◆ SOURCE DATA
************

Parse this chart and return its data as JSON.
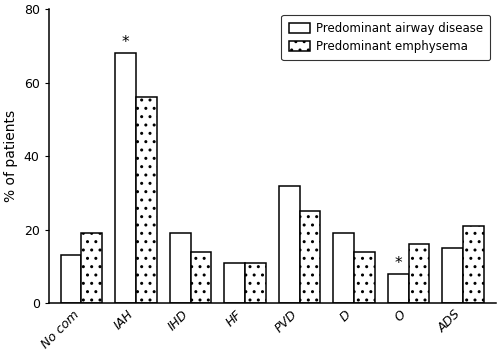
{
  "categories": [
    "No com",
    "IAH",
    "IHD",
    "HF",
    "PVD",
    "D",
    "O",
    "ADS"
  ],
  "airway_values": [
    13,
    68,
    19,
    11,
    32,
    19,
    8,
    15
  ],
  "emphysema_values": [
    19,
    56,
    14,
    11,
    25,
    14,
    16,
    21
  ],
  "airway_label": "Predominant airway disease",
  "emphysema_label": "Predominant emphysema",
  "ylabel": "% of patients",
  "ylim": [
    0,
    80
  ],
  "yticks": [
    0,
    20,
    40,
    60,
    80
  ],
  "bar_width": 0.38,
  "airway_color": "#ffffff",
  "emphysema_color": "#ffffff",
  "edge_color": "#000000",
  "sig_IAH_idx": 1,
  "sig_O_idx": 6,
  "background_color": "#ffffff",
  "tick_fontsize": 9,
  "ylabel_fontsize": 10,
  "legend_fontsize": 8.5
}
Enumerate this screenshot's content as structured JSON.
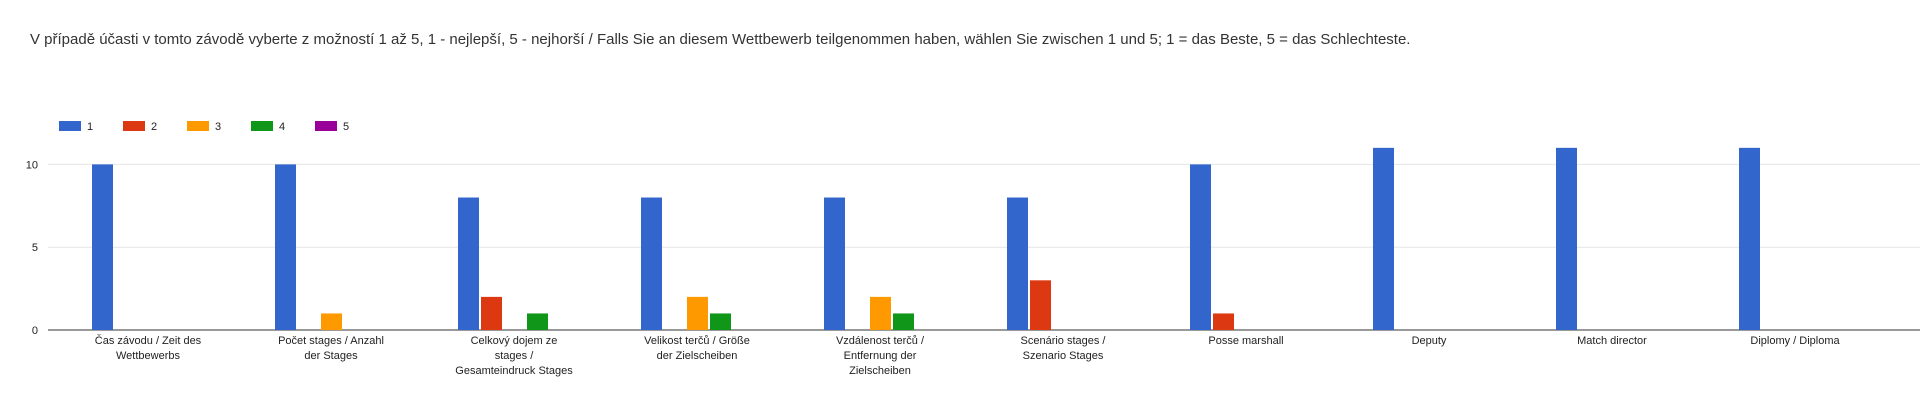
{
  "chart_data": {
    "type": "bar",
    "title": "V případě účasti v tomto závodě vyberte z možností 1 až 5, 1 - nejlepší, 5 - nejhorší /  Falls Sie an diesem Wettbewerb teilgenommen haben, wählen Sie zwischen 1 und 5; 1 = das Beste, 5 = das Schlechteste.",
    "categories": [
      "Čas závodu / Zeit des Wettbewerbs",
      "Počet stages / Anzahl der Stages",
      "Celkový dojem ze stages / Gesamteindruck Stages",
      "Velikost terčů / Größe der Zielscheiben",
      "Vzdálenost terčů / Entfernung der Zielscheiben",
      "Scenário stages / Szenario Stages",
      "Posse marshall",
      "Deputy",
      "Match director",
      "Diplomy / Diploma"
    ],
    "series": [
      {
        "name": "1",
        "color": "#3366cc",
        "values": [
          10,
          10,
          8,
          8,
          8,
          8,
          10,
          11,
          11,
          11
        ]
      },
      {
        "name": "2",
        "color": "#dc3912",
        "values": [
          0,
          0,
          2,
          0,
          0,
          3,
          1,
          0,
          0,
          0
        ]
      },
      {
        "name": "3",
        "color": "#ff9900",
        "values": [
          0,
          1,
          0,
          2,
          2,
          0,
          0,
          0,
          0,
          0
        ]
      },
      {
        "name": "4",
        "color": "#109618",
        "values": [
          0,
          0,
          1,
          1,
          1,
          0,
          0,
          0,
          0,
          0
        ]
      },
      {
        "name": "5",
        "color": "#990099",
        "values": [
          0,
          0,
          0,
          0,
          0,
          0,
          0,
          0,
          0,
          0
        ]
      }
    ],
    "ylim": [
      0,
      12.5
    ],
    "yticks": [
      0,
      5,
      10
    ],
    "grid": true,
    "legend": "top"
  }
}
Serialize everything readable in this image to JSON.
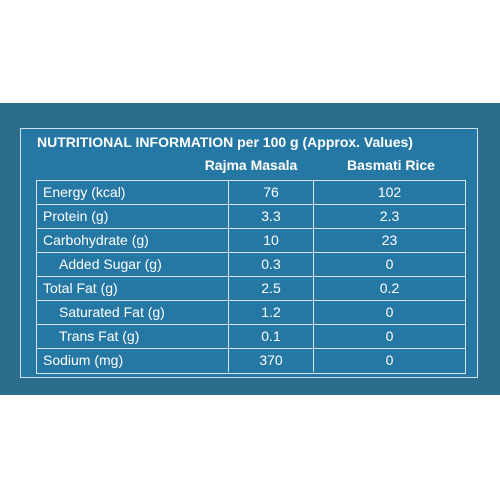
{
  "table": {
    "title": "NUTRITIONAL INFORMATION per 100 g (Approx. Values)",
    "columns": [
      "Rajma Masala",
      "Basmati Rice"
    ],
    "rows": [
      {
        "label": "Energy (kcal)",
        "rajma": "76",
        "rice": "102",
        "indent": false
      },
      {
        "label": "Protein (g)",
        "rajma": "3.3",
        "rice": "2.3",
        "indent": false
      },
      {
        "label": "Carbohydrate (g)",
        "rajma": "10",
        "rice": "23",
        "indent": false
      },
      {
        "label": "Added Sugar (g)",
        "rajma": "0.3",
        "rice": "0",
        "indent": true
      },
      {
        "label": "Total Fat (g)",
        "rajma": "2.5",
        "rice": "0.2",
        "indent": false
      },
      {
        "label": "Saturated Fat (g)",
        "rajma": "1.2",
        "rice": "0",
        "indent": true
      },
      {
        "label": "Trans Fat (g)",
        "rajma": "0.1",
        "rice": "0",
        "indent": true
      },
      {
        "label": "Sodium (mg)",
        "rajma": "370",
        "rice": "0",
        "indent": false
      }
    ]
  },
  "colors": {
    "panel": "#2c6c8c",
    "card": "#2678a4",
    "text": "#ffffff",
    "lines": "#d7e7f0"
  }
}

************

Every line of the listing above is to be retyped exactly, but the pictures are to be dropped.

Parse this chart and return its data as JSON.
{
  "categories": [
    "No com",
    "IAH",
    "IHD",
    "HF",
    "PVD",
    "D",
    "O",
    "ADS"
  ],
  "airway_values": [
    13,
    68,
    19,
    11,
    32,
    19,
    8,
    15
  ],
  "emphysema_values": [
    19,
    56,
    14,
    11,
    25,
    14,
    16,
    21
  ],
  "airway_label": "Predominant airway disease",
  "emphysema_label": "Predominant emphysema",
  "ylabel": "% of patients",
  "ylim": [
    0,
    80
  ],
  "yticks": [
    0,
    20,
    40,
    60,
    80
  ],
  "bar_width": 0.38,
  "airway_color": "#ffffff",
  "emphysema_color": "#ffffff",
  "edge_color": "#000000",
  "sig_IAH_idx": 1,
  "sig_O_idx": 6,
  "background_color": "#ffffff",
  "tick_fontsize": 9,
  "ylabel_fontsize": 10,
  "legend_fontsize": 8.5
}
Enumerate this screenshot's content as structured JSON.
{
  "chart_data": {
    "type": "bar",
    "title": "V případě účasti v tomto závodě vyberte z možností 1 až 5, 1 - nejlepší, 5 - nejhorší /  Falls Sie an diesem Wettbewerb teilgenommen haben, wählen Sie zwischen 1 und 5; 1 = das Beste, 5 = das Schlechteste.",
    "categories": [
      "Čas závodu / Zeit des Wettbewerbs",
      "Počet stages / Anzahl der Stages",
      "Celkový dojem ze stages / Gesamteindruck Stages",
      "Velikost terčů / Größe der Zielscheiben",
      "Vzdálenost terčů / Entfernung der Zielscheiben",
      "Scenário stages / Szenario Stages",
      "Posse marshall",
      "Deputy",
      "Match director",
      "Diplomy / Diploma"
    ],
    "series": [
      {
        "name": "1",
        "color": "#3366cc",
        "values": [
          10,
          10,
          8,
          8,
          8,
          8,
          10,
          11,
          11,
          11
        ]
      },
      {
        "name": "2",
        "color": "#dc3912",
        "values": [
          0,
          0,
          2,
          0,
          0,
          3,
          1,
          0,
          0,
          0
        ]
      },
      {
        "name": "3",
        "color": "#ff9900",
        "values": [
          0,
          1,
          0,
          2,
          2,
          0,
          0,
          0,
          0,
          0
        ]
      },
      {
        "name": "4",
        "color": "#109618",
        "values": [
          0,
          0,
          1,
          1,
          1,
          0,
          0,
          0,
          0,
          0
        ]
      },
      {
        "name": "5",
        "color": "#990099",
        "values": [
          0,
          0,
          0,
          0,
          0,
          0,
          0,
          0,
          0,
          0
        ]
      }
    ],
    "ylim": [
      0,
      12.5
    ],
    "yticks": [
      0,
      5,
      10
    ],
    "grid": true,
    "legend": "top"
  }
}
Serialize everything readable in this image to JSON.
{
  "table": {
    "title": "NUTRITIONAL INFORMATION per 100 g (Approx. Values)",
    "columns": [
      "Rajma Masala",
      "Basmati Rice"
    ],
    "rows": [
      {
        "label": "Energy (kcal)",
        "rajma": "76",
        "rice": "102",
        "indent": false
      },
      {
        "label": "Protein (g)",
        "rajma": "3.3",
        "rice": "2.3",
        "indent": false
      },
      {
        "label": "Carbohydrate (g)",
        "rajma": "10",
        "rice": "23",
        "indent": false
      },
      {
        "label": "Added Sugar (g)",
        "rajma": "0.3",
        "rice": "0",
        "indent": true
      },
      {
        "label": "Total Fat (g)",
        "rajma": "2.5",
        "rice": "0.2",
        "indent": false
      },
      {
        "label": "Saturated Fat (g)",
        "rajma": "1.2",
        "rice": "0",
        "indent": true
      },
      {
        "label": "Trans Fat (g)",
        "rajma": "0.1",
        "rice": "0",
        "indent": true
      },
      {
        "label": "Sodium (mg)",
        "rajma": "370",
        "rice": "0",
        "indent": false
      }
    ]
  },
  "colors": {
    "panel": "#2c6c8c",
    "card": "#2678a4",
    "text": "#ffffff",
    "lines": "#d7e7f0"
  }
}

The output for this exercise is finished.